[Supplied material]:
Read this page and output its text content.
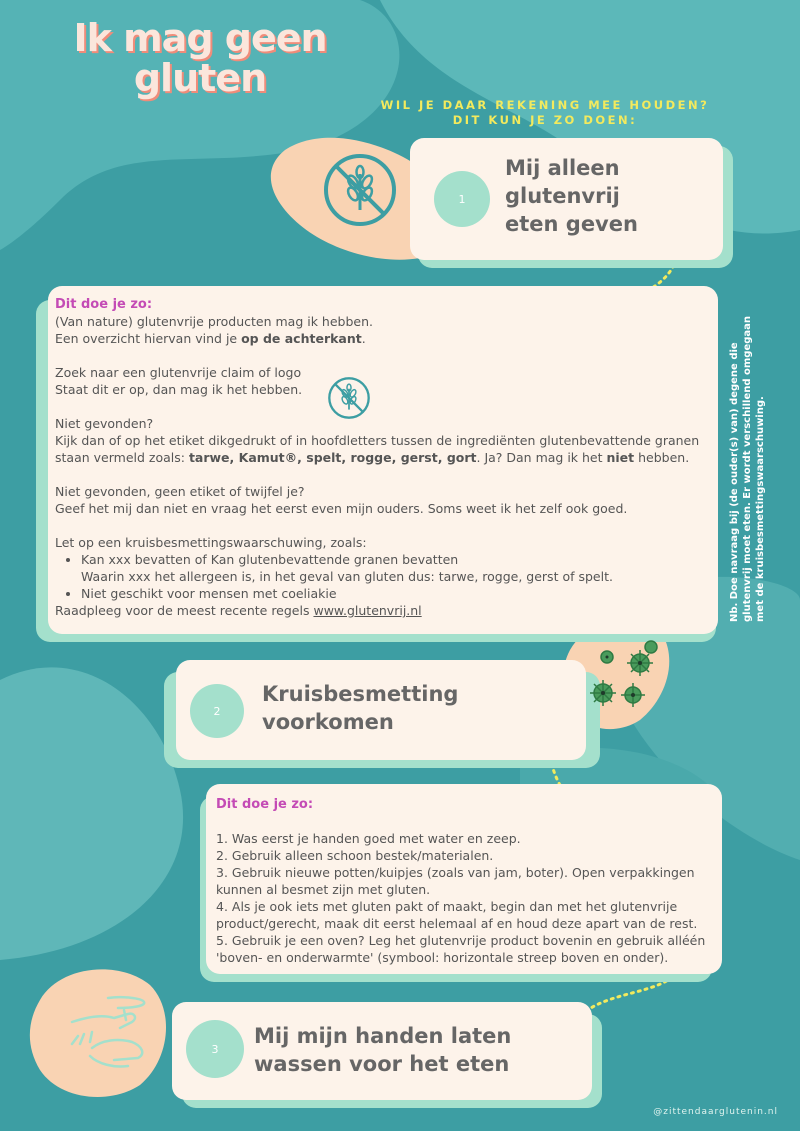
Ik mag geen
gluten
WIL JE DAAR REKENING MEE HOUDEN?
DIT KUN JE ZO DOEN:
1
Mij alleen
glutenvrij
eten geven
Dit doe je zo:

(Van nature) glutenvrije producten mag ik hebben.

Een overzicht hiervan vind je op de achterkant.

Zoek naar een glutenvrije claim of logo

Staat dit er op, dan mag ik het hebben.

Niet gevonden?

Kijk dan of op het etiket dikgedrukt of in hoofdletters tussen de ingrediënten glutenbevattende granen

staan vermeld zoals: tarwe, Kamut®, spelt, rogge, gerst, gort. Ja? Dan mag ik het niet hebben.

Niet gevonden, geen etiket of twijfel je?

Geef het mij dan niet en vraag het eerst even mijn ouders. Soms weet ik het zelf ook goed.

Let op een kruisbesmettingswaarschuwing, zoals:

• Kan xxx bevatten of Kan glutenbevattende granen bevatten
Waarin xxx het allergeen is, in het geval van gluten dus: tarwe, rogge, gerst of spelt.
• Niet geschikt voor mensen met coeliakie

Raadpleeg voor de meest recente regels www.glutenvrij.nl	Nb. Doe navraag bij (de ouder(s) van) degene die glutenvrij moet eten. Er wordt verschillend omgegaan met de kruisbesmettingswaarschuwing.
2
Kruisbesmetting
voorkomen
Dit doe je zo:

1. Was eerst je handen goed met water en zeep.

2. Gebruik alleen schoon bestek/materialen.

3. Gebruik nieuwe potten/kuipjes (zoals van jam, boter). Open verpakkingen

kunnen al besmet zijn met gluten.

4. Als je ook iets met gluten pakt of maakt, begin dan met het glutenvrije

product/gerecht, maak dit eerst helemaal af en houd deze apart van de rest.

5. Gebruik je een oven? Leg het glutenvrije product bovenin en gebruik alléén

'boven- en onderwarmte' (symbool: horizontale streep boven en onder).

3
Mij mijn handen laten
wassen voor het eten
@zittendaarglutenin.nl
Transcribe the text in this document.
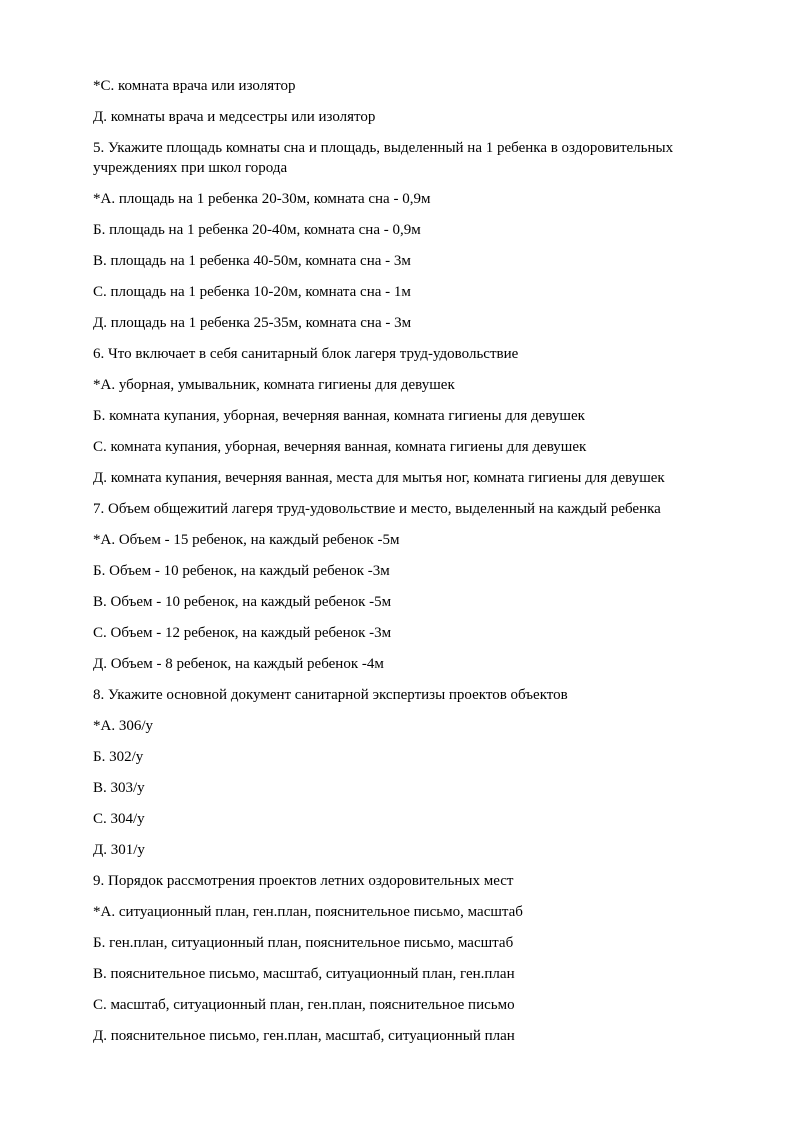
*С. комната врача или изолятор

Д. комнаты врача и медсестры или изолятор

5. Укажите площадь комнаты сна и площадь, выделенный на 1 ребенка в оздоровительных учреждениях при школ города

*А. площадь на 1 ребенка 20-30м, комната сна - 0,9м

Б. площадь на 1 ребенка 20-40м, комната сна - 0,9м

В. площадь на 1 ребенка 40-50м, комната сна - 3м

С. площадь на 1 ребенка 10-20м, комната сна - 1м

Д. площадь на 1 ребенка 25-35м, комната сна - 3м

6. Что включает в себя санитарный блок лагеря труд-удовольствие

*А. уборная, умывальник, комната гигиены для девушек

Б. комната купания, уборная, вечерняя ванная, комната гигиены для девушек

С. комната купания, уборная, вечерняя ванная, комната гигиены для девушек

Д. комната купания, вечерняя ванная, места для мытья ног, комната гигиены для девушек

7. Объем общежитий лагеря труд-удовольствие и место, выделенный на каждый ребенка

*А. Объем - 15 ребенок, на каждый ребенок -5м

Б. Объем - 10 ребенок, на каждый ребенок -3м

В. Объем - 10 ребенок, на каждый ребенок -5м

С. Объем - 12 ребенок, на каждый ребенок -3м

Д. Объем - 8 ребенок, на каждый ребенок -4м

8. Укажите основной документ санитарной экспертизы проектов объектов

*А. 306/у

Б. 302/у

В. 303/у

С. 304/у

Д. 301/у

9. Порядок рассмотрения проектов летних оздоровительных мест

*А. ситуационный план, ген.план, пояснительное письмо, масштаб

Б. ген.план, ситуационный план, пояснительное письмо, масштаб

В. пояснительное письмо, масштаб, ситуационный план, ген.план

С. масштаб, ситуационный план, ген.план, пояснительное письмо

Д. пояснительное письмо, ген.план, масштаб, ситуационный план
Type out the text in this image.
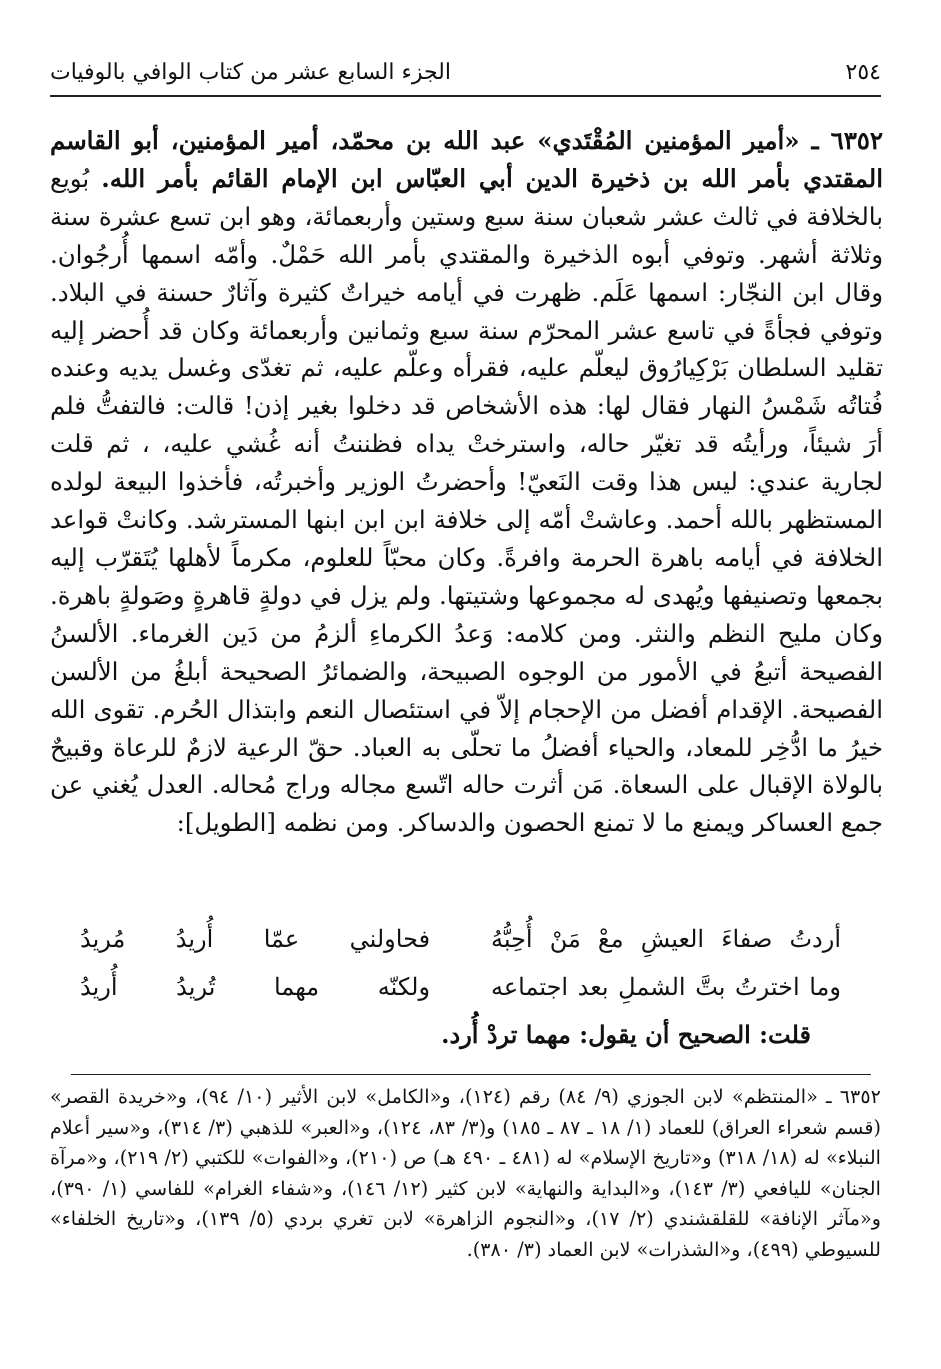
٢٥٤
الجزء السابع عشر من كتاب الوافي بالوفيات

٦٣٥٢ ـ «أمير المؤمنين المُقْتَدي» عبد الله بن محمّد، أمير المؤمنين، أبو القاسم المقتدي بأمر الله بن ذخيرة الدين أبي العبّاس ابن الإمام القائم بأمر الله. بُويع بالخلافة في ثالث عشر شعبان سنة سبع وستين وأربعمائة، وهو ابن تسع عشرة سنة وثلاثة أشهر. وتوفي أبوه الذخيرة والمقتدي بأمر الله حَمْلٌ. وأمّه اسمها أُرجُوان. وقال ابن النجّار: اسمها عَلَم. ظهرت في أيامه خيراتٌ كثيرة وآثارٌ حسنة في البلاد. وتوفي فجأةً في تاسع عشر المحرّم سنة سبع وثمانين وأربعمائة وكان قد أُحضر إليه تقليد السلطان بَرْكِيارُوق ليعلّم عليه، فقرأه وعلّم عليه، ثم تغدّى وغسل يديه وعنده فُتاتُه شَمْسُ النهار فقال لها: هذه الأشخاص قد دخلوا بغير إذن! قالت: فالتفتُّ فلم أرَ شيئاً، ورأيتُه قد تغيّر حاله، واسترختْ يداه فظننتُ أنه غُشي عليه، ، ثم قلت لجارية عندي: ليس هذا وقت النَعيّ! وأحضرتُ الوزير وأخبرتُه، فأخذوا البيعة لولده المستظهر بالله أحمد. وعاشتْ أمّه إلى خلافة ابن ابن ابنها المسترشد. وكانتْ قواعد الخلافة في أيامه باهرة الحرمة وافرةً. وكان محبّاً للعلوم، مكرماً لأهلها يُتَقرّب إليه بجمعها وتصنيفها ويُهدى له مجموعها وشتيتها. ولم يزل في دولةٍ قاهرةٍ وصَولةٍ باهرة. وكان مليح النظم والنثر. ومن كلامه: وَعدُ الكرماءِ ألزمُ من دَين الغرماء. الألسنُ الفصيحة أتبعُ في الأمور من الوجوه الصبيحة، والضمائرُ الصحيحة أبلغُ من الألسن الفصيحة. الإقدام أفضل من الإحجام إلاّ في استئصال النعم وابتذال الحُرم. تقوى الله خيرُ ما ادُّخِر للمعاد، والحياء أفضلُ ما تحلّى به العباد. حقّ الرعية لازمٌ للرعاة وقبيحٌ بالولاة الإقبال على السعاة. مَن أثرت حاله اتّسع مجاله وراج مُحاله. العدل يُغني عن جمع العساكر ويمنع ما لا تمنع الحصون والدساكر. ومن نظمه [الطويل]:

أردتُ صفاءَ العيشِ معْ مَنْ أُحِبُّهُ
فحاولني عمّا أُريدُ مُريدُ
وما اخترتُ بتَّ الشملِ بعد اجتماعه
ولكنّه مهما تُريدُ أُريدُ
قلت: الصحيح أن يقول: مهما تردْ أُرد.

٦٣٥٢ ـ «المنتظم» لابن الجوزي (٩/ ٨٤) رقم (١٢٤)، و«الكامل» لابن الأثير (١٠/ ٩٤)، و«خريدة القصر» (قسم شعراء العراق) للعماد (١/ ١٨ ـ ٨٧ ـ ١٨٥) و(٣/ ٨٣، ١٢٤)، و«العبر» للذهبي (٣/ ٣١٤)، و«سير أعلام النبلاء» له (١٨/ ٣١٨) و«تاريخ الإسلام» له (٤٨١ ـ ٤٩٠ هـ) ص (٢١٠)، و«الفوات» للكتبي (٢/ ٢١٩)، و«مرآة الجنان» لليافعي (٣/ ١٤٣)، و«البداية والنهاية» لابن كثير (١٢/ ١٤٦)، و«شفاء الغرام» للفاسي (١/ ٣٩٠)، و«مآثر الإنافة» للقلقشندي (٢/ ١٧)، و«النجوم الزاهرة» لابن تغري بردي (٥/ ١٣٩)، و«تاريخ الخلفاء» للسيوطي (٤٩٩)، و«الشذرات» لابن العماد (٣/ ٣٨٠).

[Directions]: Copy the records word for word, leaving no picture in the copy.

[Written reply]:
Read this page and output its text content.
Ik mag geen
gluten
WIL JE DAAR REKENING MEE HOUDEN?
DIT KUN JE ZO DOEN:
1
Mij alleen
glutenvrij
eten geven
Dit doe je zo:

(Van nature) glutenvrije producten mag ik hebben.

Een overzicht hiervan vind je op de achterkant.

Zoek naar een glutenvrije claim of logo

Staat dit er op, dan mag ik het hebben.

Niet gevonden?

Kijk dan of op het etiket dikgedrukt of in hoofdletters tussen de ingrediënten glutenbevattende granen

staan vermeld zoals: tarwe, Kamut®, spelt, rogge, gerst, gort. Ja? Dan mag ik het niet hebben.

Niet gevonden, geen etiket of twijfel je?

Geef het mij dan niet en vraag het eerst even mijn ouders. Soms weet ik het zelf ook goed.

Let op een kruisbesmettingswaarschuwing, zoals:

• Kan xxx bevatten of Kan glutenbevattende granen bevatten
Waarin xxx het allergeen is, in het geval van gluten dus: tarwe, rogge, gerst of spelt.
• Niet geschikt voor mensen met coeliakie

Raadpleeg voor de meest recente regels www.glutenvrij.nl	Nb. Doe navraag bij (de ouder(s) van) degene die glutenvrij moet eten. Er wordt verschillend omgegaan met de kruisbesmettingswaarschuwing.
2
Kruisbesmetting
voorkomen
Dit doe je zo:

1. Was eerst je handen goed met water en zeep.

2. Gebruik alleen schoon bestek/materialen.

3. Gebruik nieuwe potten/kuipjes (zoals van jam, boter). Open verpakkingen

kunnen al besmet zijn met gluten.

4. Als je ook iets met gluten pakt of maakt, begin dan met het glutenvrije

product/gerecht, maak dit eerst helemaal af en houd deze apart van de rest.

5. Gebruik je een oven? Leg het glutenvrije product bovenin en gebruik alléén

'boven- en onderwarmte' (symbool: horizontale streep boven en onder).

3
Mij mijn handen laten
wassen voor het eten
@zittendaarglutenin.nl
Transcribe the text in this document.
*С. комната врача или изолятор

Д. комнаты врача и медсестры или изолятор

5. Укажите площадь комнаты сна и площадь, выделенный на 1 ребенка в оздоровительных учреждениях при школ города

*А. площадь на 1 ребенка 20-30м, комната сна - 0,9м

Б. площадь на 1 ребенка 20-40м, комната сна - 0,9м

В. площадь на 1 ребенка 40-50м, комната сна - 3м

С. площадь на 1 ребенка 10-20м, комната сна - 1м

Д. площадь на 1 ребенка 25-35м, комната сна - 3м

6. Что включает в себя санитарный блок лагеря труд-удовольствие

*А. уборная, умывальник, комната гигиены для девушек

Б. комната купания, уборная, вечерняя ванная, комната гигиены для девушек

С. комната купания, уборная, вечерняя ванная, комната гигиены для девушек

Д. комната купания, вечерняя ванная, места для мытья ног, комната гигиены для девушек

7. Объем общежитий лагеря труд-удовольствие и место, выделенный на каждый ребенка

*А. Объем - 15 ребенок, на каждый ребенок -5м

Б. Объем - 10 ребенок, на каждый ребенок -3м

В. Объем - 10 ребенок, на каждый ребенок -5м

С. Объем - 12 ребенок, на каждый ребенок -3м

Д. Объем - 8 ребенок, на каждый ребенок -4м

8. Укажите основной документ санитарной экспертизы проектов объектов

*А. 306/у

Б. 302/у

В. 303/у

С. 304/у

Д. 301/у

9. Порядок рассмотрения проектов летних оздоровительных мест

*А. ситуационный план, ген.план, пояснительное письмо, масштаб

Б. ген.план, ситуационный план, пояснительное письмо, масштаб

В. пояснительное письмо, масштаб, ситуационный план, ген.план

С. масштаб, ситуационный план, ген.план, пояснительное письмо

Д. пояснительное письмо, ген.план, масштаб, ситуационный план
Type out the text in this image.
٢٥٤
الجزء السابع عشر من كتاب الوافي بالوفيات

٦٣٥٢ ـ «أمير المؤمنين المُقْتَدي» عبد الله بن محمّد، أمير المؤمنين، أبو القاسم المقتدي بأمر الله بن ذخيرة الدين أبي العبّاس ابن الإمام القائم بأمر الله. بُويع بالخلافة في ثالث عشر شعبان سنة سبع وستين وأربعمائة، وهو ابن تسع عشرة سنة وثلاثة أشهر. وتوفي أبوه الذخيرة والمقتدي بأمر الله حَمْلٌ. وأمّه اسمها أُرجُوان. وقال ابن النجّار: اسمها عَلَم. ظهرت في أيامه خيراتٌ كثيرة وآثارٌ حسنة في البلاد. وتوفي فجأةً في تاسع عشر المحرّم سنة سبع وثمانين وأربعمائة وكان قد أُحضر إليه تقليد السلطان بَرْكِيارُوق ليعلّم عليه، فقرأه وعلّم عليه، ثم تغدّى وغسل يديه وعنده فُتاتُه شَمْسُ النهار فقال لها: هذه الأشخاص قد دخلوا بغير إذن! قالت: فالتفتُّ فلم أرَ شيئاً، ورأيتُه قد تغيّر حاله، واسترختْ يداه فظننتُ أنه غُشي عليه، ، ثم قلت لجارية عندي: ليس هذا وقت النَعيّ! وأحضرتُ الوزير وأخبرتُه، فأخذوا البيعة لولده المستظهر بالله أحمد. وعاشتْ أمّه إلى خلافة ابن ابن ابنها المسترشد. وكانتْ قواعد الخلافة في أيامه باهرة الحرمة وافرةً. وكان محبّاً للعلوم، مكرماً لأهلها يُتَقرّب إليه بجمعها وتصنيفها ويُهدى له مجموعها وشتيتها. ولم يزل في دولةٍ قاهرةٍ وصَولةٍ باهرة. وكان مليح النظم والنثر. ومن كلامه: وَعدُ الكرماءِ ألزمُ من دَين الغرماء. الألسنُ الفصيحة أتبعُ في الأمور من الوجوه الصبيحة، والضمائرُ الصحيحة أبلغُ من الألسن الفصيحة. الإقدام أفضل من الإحجام إلاّ في استئصال النعم وابتذال الحُرم. تقوى الله خيرُ ما ادُّخِر للمعاد، والحياء أفضلُ ما تحلّى به العباد. حقّ الرعية لازمٌ للرعاة وقبيحٌ بالولاة الإقبال على السعاة. مَن أثرت حاله اتّسع مجاله وراج مُحاله. العدل يُغني عن جمع العساكر ويمنع ما لا تمنع الحصون والدساكر. ومن نظمه [الطويل]:

أردتُ صفاءَ العيشِ معْ مَنْ أُحِبُّهُ
فحاولني عمّا أُريدُ مُريدُ
وما اخترتُ بتَّ الشملِ بعد اجتماعه
ولكنّه مهما تُريدُ أُريدُ
قلت: الصحيح أن يقول: مهما تردْ أُرد.

٦٣٥٢ ـ «المنتظم» لابن الجوزي (٩/ ٨٤) رقم (١٢٤)، و«الكامل» لابن الأثير (١٠/ ٩٤)، و«خريدة القصر» (قسم شعراء العراق) للعماد (١/ ١٨ ـ ٨٧ ـ ١٨٥) و(٣/ ٨٣، ١٢٤)، و«العبر» للذهبي (٣/ ٣١٤)، و«سير أعلام النبلاء» له (١٨/ ٣١٨) و«تاريخ الإسلام» له (٤٨١ ـ ٤٩٠ هـ) ص (٢١٠)، و«الفوات» للكتبي (٢/ ٢١٩)، و«مرآة الجنان» لليافعي (٣/ ١٤٣)، و«البداية والنهاية» لابن كثير (١٢/ ١٤٦)، و«شفاء الغرام» للفاسي (١/ ٣٩٠)، و«مآثر الإنافة» للقلقشندي (٢/ ١٧)، و«النجوم الزاهرة» لابن تغري بردي (٥/ ١٣٩)، و«تاريخ الخلفاء» للسيوطي (٤٩٩)، و«الشذرات» لابن العماد (٣/ ٣٨٠).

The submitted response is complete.